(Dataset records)
★ ★ ★ ★

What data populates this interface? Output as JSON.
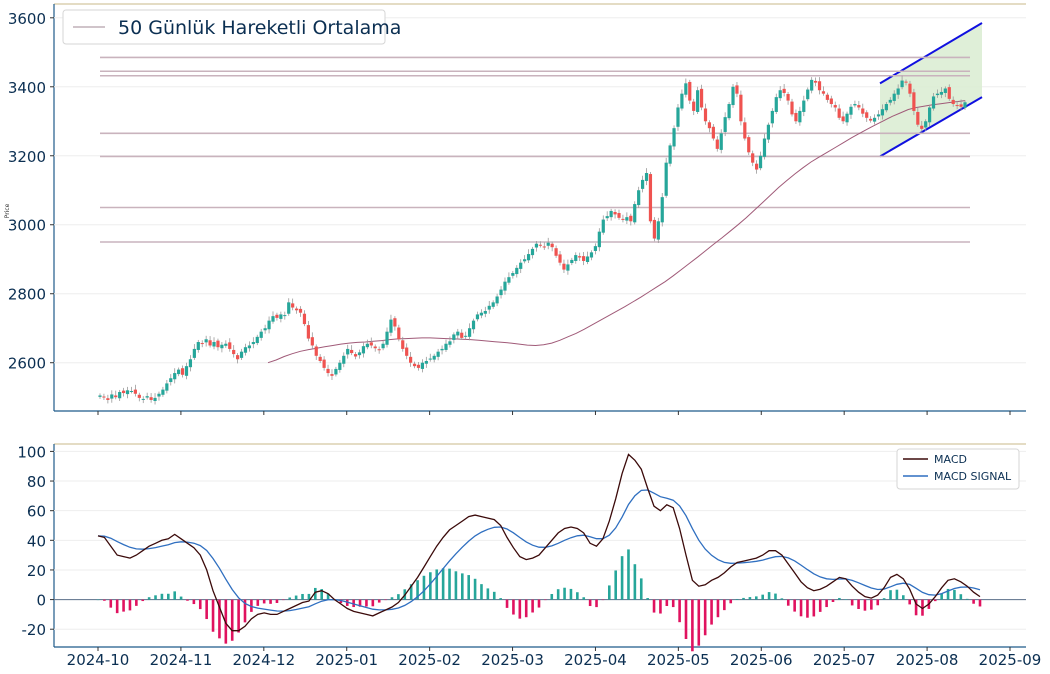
{
  "chart_data": [
    {
      "type": "candlestick",
      "ylabel": "Price",
      "ylim": [
        2460,
        3640
      ],
      "yticks": [
        2600,
        2800,
        3000,
        3200,
        3400,
        3600
      ],
      "legend": {
        "placement": "top-left",
        "label": "50 Günlük Hareketli Ortalama"
      },
      "colors": {
        "up": "#26a69a",
        "down": "#ef5350",
        "ma": "#a05a78",
        "hlines": "#c9b3bd",
        "channel_line": "#1010e0",
        "channel_fill": "#d9ecd1"
      },
      "horizontal_levels": [
        3485,
        3445,
        3432,
        3265,
        3198,
        3050,
        2950
      ],
      "ohlc_close": [
        2505,
        2500,
        2492,
        2508,
        2500,
        2515,
        2512,
        2520,
        2518,
        2510,
        2498,
        2495,
        2503,
        2492,
        2498,
        2510,
        2522,
        2540,
        2555,
        2570,
        2580,
        2565,
        2590,
        2610,
        2640,
        2660,
        2655,
        2668,
        2650,
        2660,
        2645,
        2652,
        2655,
        2640,
        2625,
        2610,
        2632,
        2645,
        2650,
        2660,
        2675,
        2690,
        2700,
        2722,
        2735,
        2730,
        2740,
        2738,
        2775,
        2760,
        2752,
        2745,
        2712,
        2670,
        2650,
        2620,
        2605,
        2585,
        2570,
        2562,
        2582,
        2600,
        2620,
        2640,
        2628,
        2618,
        2630,
        2648,
        2655,
        2650,
        2642,
        2638,
        2655,
        2690,
        2725,
        2705,
        2668,
        2640,
        2620,
        2600,
        2590,
        2585,
        2600,
        2605,
        2612,
        2620,
        2632,
        2640,
        2655,
        2662,
        2682,
        2690,
        2672,
        2678,
        2700,
        2722,
        2740,
        2745,
        2750,
        2765,
        2775,
        2792,
        2812,
        2835,
        2848,
        2860,
        2875,
        2890,
        2900,
        2915,
        2930,
        2945,
        2940,
        2935,
        2948,
        2935,
        2910,
        2890,
        2870,
        2885,
        2898,
        2912,
        2905,
        2895,
        2908,
        2920,
        2938,
        2980,
        3015,
        3025,
        3040,
        3030,
        3020,
        3015,
        3022,
        3010,
        3060,
        3100,
        3130,
        3150,
        3010,
        2960,
        3010,
        3080,
        3180,
        3230,
        3280,
        3340,
        3380,
        3410,
        3360,
        3330,
        3390,
        3340,
        3300,
        3280,
        3250,
        3220,
        3265,
        3312,
        3350,
        3400,
        3380,
        3300,
        3250,
        3210,
        3180,
        3160,
        3200,
        3250,
        3290,
        3330,
        3370,
        3390,
        3382,
        3360,
        3320,
        3300,
        3330,
        3360,
        3392,
        3420,
        3412,
        3390,
        3380,
        3362,
        3350,
        3340,
        3310,
        3300,
        3322,
        3342,
        3350,
        3340,
        3322,
        3310,
        3302,
        3310,
        3320,
        3335,
        3350,
        3362,
        3380,
        3395,
        3418,
        3412,
        3380,
        3330,
        3290,
        3278,
        3300,
        3340,
        3372,
        3380,
        3385,
        3395,
        3365,
        3350,
        3345,
        3342,
        3355
      ],
      "ma50": [
        2600,
        2608,
        2618,
        2626,
        2633,
        2638,
        2642,
        2646,
        2650,
        2654,
        2657,
        2659,
        2660,
        2662,
        2664,
        2667,
        2669,
        2670,
        2671,
        2672,
        2672,
        2671,
        2670,
        2669,
        2668,
        2667,
        2665,
        2663,
        2661,
        2659,
        2657,
        2654,
        2651,
        2650,
        2652,
        2657,
        2665,
        2675,
        2685,
        2697,
        2710,
        2723,
        2736,
        2749,
        2762,
        2776,
        2790,
        2805,
        2820,
        2835,
        2852,
        2870,
        2888,
        2906,
        2925,
        2944,
        2962,
        2981,
        3000,
        3020,
        3042,
        3064,
        3086,
        3108,
        3128,
        3147,
        3165,
        3182,
        3196,
        3210,
        3224,
        3238,
        3252,
        3265,
        3278,
        3290,
        3302,
        3314,
        3324,
        3334,
        3340,
        3344,
        3348,
        3351,
        3354,
        3357,
        3360
      ],
      "channel": {
        "upper": [
          3410,
          3585
        ],
        "lower": [
          3198,
          3370
        ]
      }
    },
    {
      "type": "line+bar",
      "ylim": [
        -32,
        105
      ],
      "yticks": [
        -20,
        0,
        20,
        40,
        60,
        80,
        100
      ],
      "legend": {
        "placement": "top-right",
        "entries": [
          "MACD",
          "MACD SIGNAL"
        ]
      },
      "colors": {
        "macd": "#3b0a0a",
        "signal": "#2f6fc0",
        "hist_pos": "#26a69a",
        "hist_neg": "#e0125f"
      },
      "macd": [
        43,
        42,
        36,
        30,
        29,
        28,
        30,
        33,
        36,
        38,
        40,
        41,
        44,
        41,
        38,
        35,
        30,
        20,
        6,
        -5,
        -16,
        -21,
        -21,
        -18,
        -13,
        -10,
        -9,
        -10,
        -10,
        -8,
        -6,
        -4,
        -2,
        -1,
        5,
        6,
        4,
        0,
        -3,
        -6,
        -8,
        -9,
        -10,
        -11,
        -9,
        -7,
        -5,
        -2,
        3,
        9,
        15,
        22,
        29,
        36,
        42,
        47,
        50,
        53,
        56,
        57,
        56,
        55,
        54,
        50,
        42,
        35,
        29,
        27,
        28,
        30,
        35,
        40,
        45,
        48,
        49,
        48,
        45,
        38,
        36,
        41,
        53,
        68,
        85,
        98,
        94,
        88,
        75,
        63,
        60,
        64,
        62,
        48,
        30,
        13,
        9,
        10,
        13,
        15,
        18,
        22,
        25,
        26,
        27,
        28,
        30,
        33,
        33,
        30,
        24,
        18,
        12,
        8,
        6,
        7,
        9,
        12,
        15,
        14,
        9,
        5,
        2,
        1,
        3,
        8,
        15,
        17,
        14,
        7,
        -3,
        -6,
        -3,
        2,
        8,
        13,
        14,
        12,
        9,
        5,
        2
      ]
    }
  ],
  "xaxis": {
    "ticks": [
      "2024-10",
      "2024-11",
      "2024-12",
      "2025-01",
      "2025-02",
      "2025-03",
      "2025-04",
      "2025-05",
      "2025-06",
      "2025-07",
      "2025-08",
      "2025-09"
    ]
  }
}
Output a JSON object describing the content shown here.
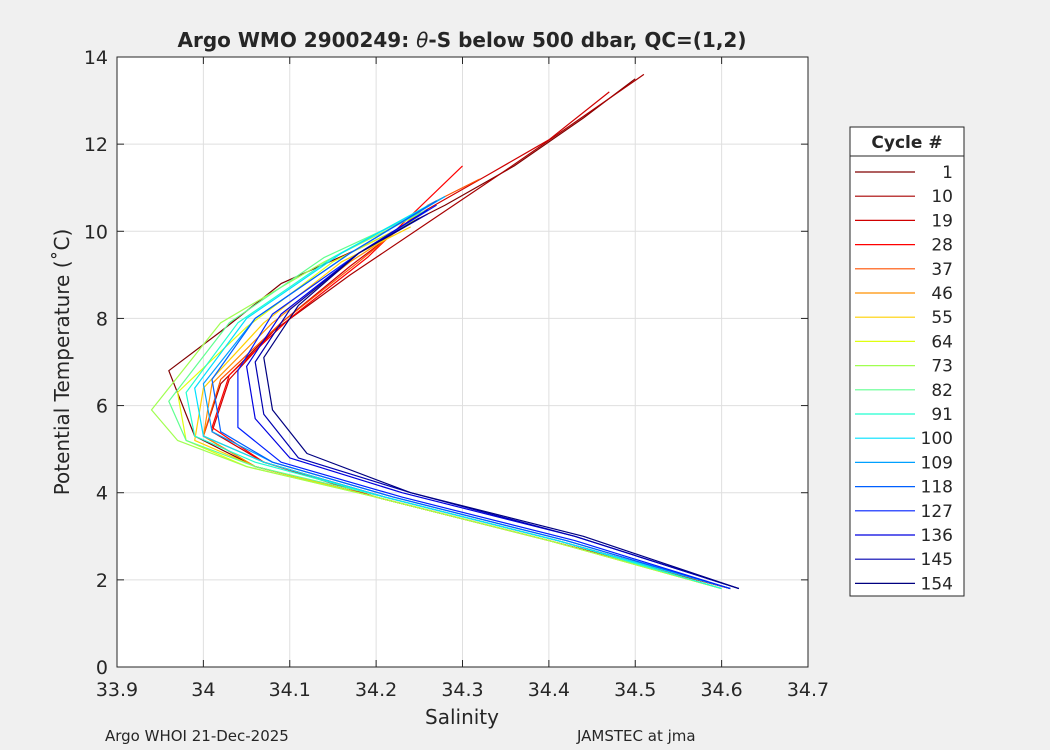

★ ★ ★ ★

=== OBJECTIVE ===
Reproduce all of the data exactly, omitting each picture it holds.

=== COMPLETE RESPONSE ===
What data populates this interface? Output as JSON.
{
  "chart_data": [
    {
      "type": "candlestick",
      "ylabel": "Price",
      "ylim": [
        2460,
        3640
      ],
      "yticks": [
        2600,
        2800,
        3000,
        3200,
        3400,
        3600
      ],
      "legend": {
        "placement": "top-left",
        "label": "50 Günlük Hareketli Ortalama"
      },
      "colors": {
        "up": "#26a69a",
        "down": "#ef5350",
        "ma": "#a05a78",
        "hlines": "#c9b3bd",
        "channel_line": "#1010e0",
        "channel_fill": "#d9ecd1"
      },
      "horizontal_levels": [
        3485,
        3445,
        3432,
        3265,
        3198,
        3050,
        2950
      ],
      "ohlc_close": [
        2505,
        2500,
        2492,
        2508,
        2500,
        2515,
        2512,
        2520,
        2518,
        2510,
        2498,
        2495,
        2503,
        2492,
        2498,
        2510,
        2522,
        2540,
        2555,
        2570,
        2580,
        2565,
        2590,
        2610,
        2640,
        2660,
        2655,
        2668,
        2650,
        2660,
        2645,
        2652,
        2655,
        2640,
        2625,
        2610,
        2632,
        2645,
        2650,
        2660,
        2675,
        2690,
        2700,
        2722,
        2735,
        2730,
        2740,
        2738,
        2775,
        2760,
        2752,
        2745,
        2712,
        2670,
        2650,
        2620,
        2605,
        2585,
        2570,
        2562,
        2582,
        2600,
        2620,
        2640,
        2628,
        2618,
        2630,
        2648,
        2655,
        2650,
        2642,
        2638,
        2655,
        2690,
        2725,
        2705,
        2668,
        2640,
        2620,
        2600,
        2590,
        2585,
        2600,
        2605,
        2612,
        2620,
        2632,
        2640,
        2655,
        2662,
        2682,
        2690,
        2672,
        2678,
        2700,
        2722,
        2740,
        2745,
        2750,
        2765,
        2775,
        2792,
        2812,
        2835,
        2848,
        2860,
        2875,
        2890,
        2900,
        2915,
        2930,
        2945,
        2940,
        2935,
        2948,
        2935,
        2910,
        2890,
        2870,
        2885,
        2898,
        2912,
        2905,
        2895,
        2908,
        2920,
        2938,
        2980,
        3015,
        3025,
        3040,
        3030,
        3020,
        3015,
        3022,
        3010,
        3060,
        3100,
        3130,
        3150,
        3010,
        2960,
        3010,
        3080,
        3180,
        3230,
        3280,
        3340,
        3380,
        3410,
        3360,
        3330,
        3390,
        3340,
        3300,
        3280,
        3250,
        3220,
        3265,
        3312,
        3350,
        3400,
        3380,
        3300,
        3250,
        3210,
        3180,
        3160,
        3200,
        3250,
        3290,
        3330,
        3370,
        3390,
        3382,
        3360,
        3320,
        3300,
        3330,
        3360,
        3392,
        3420,
        3412,
        3390,
        3380,
        3362,
        3350,
        3340,
        3310,
        3300,
        3322,
        3342,
        3350,
        3340,
        3322,
        3310,
        3302,
        3310,
        3320,
        3335,
        3350,
        3362,
        3380,
        3395,
        3418,
        3412,
        3380,
        3330,
        3290,
        3278,
        3300,
        3340,
        3372,
        3380,
        3385,
        3395,
        3365,
        3350,
        3345,
        3342,
        3355
      ],
      "ma50": [
        2600,
        2608,
        2618,
        2626,
        2633,
        2638,
        2642,
        2646,
        2650,
        2654,
        2657,
        2659,
        2660,
        2662,
        2664,
        2667,
        2669,
        2670,
        2671,
        2672,
        2672,
        2671,
        2670,
        2669,
        2668,
        2667,
        2665,
        2663,
        2661,
        2659,
        2657,
        2654,
        2651,
        2650,
        2652,
        2657,
        2665,
        2675,
        2685,
        2697,
        2710,
        2723,
        2736,
        2749,
        2762,
        2776,
        2790,
        2805,
        2820,
        2835,
        2852,
        2870,
        2888,
        2906,
        2925,
        2944,
        2962,
        2981,
        3000,
        3020,
        3042,
        3064,
        3086,
        3108,
        3128,
        3147,
        3165,
        3182,
        3196,
        3210,
        3224,
        3238,
        3252,
        3265,
        3278,
        3290,
        3302,
        3314,
        3324,
        3334,
        3340,
        3344,
        3348,
        3351,
        3354,
        3357,
        3360
      ],
      "channel": {
        "upper": [
          3410,
          3585
        ],
        "lower": [
          3198,
          3370
        ]
      }
    },
    {
      "type": "line+bar",
      "ylim": [
        -32,
        105
      ],
      "yticks": [
        -20,
        0,
        20,
        40,
        60,
        80,
        100
      ],
      "legend": {
        "placement": "top-right",
        "entries": [
          "MACD",
          "MACD SIGNAL"
        ]
      },
      "colors": {
        "macd": "#3b0a0a",
        "signal": "#2f6fc0",
        "hist_pos": "#26a69a",
        "hist_neg": "#e0125f"
      },
      "macd": [
        43,
        42,
        36,
        30,
        29,
        28,
        30,
        33,
        36,
        38,
        40,
        41,
        44,
        41,
        38,
        35,
        30,
        20,
        6,
        -5,
        -16,
        -21,
        -21,
        -18,
        -13,
        -10,
        -9,
        -10,
        -10,
        -8,
        -6,
        -4,
        -2,
        -1,
        5,
        6,
        4,
        0,
        -3,
        -6,
        -8,
        -9,
        -10,
        -11,
        -9,
        -7,
        -5,
        -2,
        3,
        9,
        15,
        22,
        29,
        36,
        42,
        47,
        50,
        53,
        56,
        57,
        56,
        55,
        54,
        50,
        42,
        35,
        29,
        27,
        28,
        30,
        35,
        40,
        45,
        48,
        49,
        48,
        45,
        38,
        36,
        41,
        53,
        68,
        85,
        98,
        94,
        88,
        75,
        63,
        60,
        64,
        62,
        48,
        30,
        13,
        9,
        10,
        13,
        15,
        18,
        22,
        25,
        26,
        27,
        28,
        30,
        33,
        33,
        30,
        24,
        18,
        12,
        8,
        6,
        7,
        9,
        12,
        15,
        14,
        9,
        5,
        2,
        1,
        3,
        8,
        15,
        17,
        14,
        7,
        -3,
        -6,
        -3,
        2,
        8,
        13,
        14,
        12,
        9,
        5,
        2
      ]
    }
  ],
  "xaxis": {
    "ticks": [
      "2024-10",
      "2024-11",
      "2024-12",
      "2025-01",
      "2025-02",
      "2025-03",
      "2025-04",
      "2025-05",
      "2025-06",
      "2025-07",
      "2025-08",
      "2025-09"
    ]
  }
}
Output a JSON object describing the content shown here.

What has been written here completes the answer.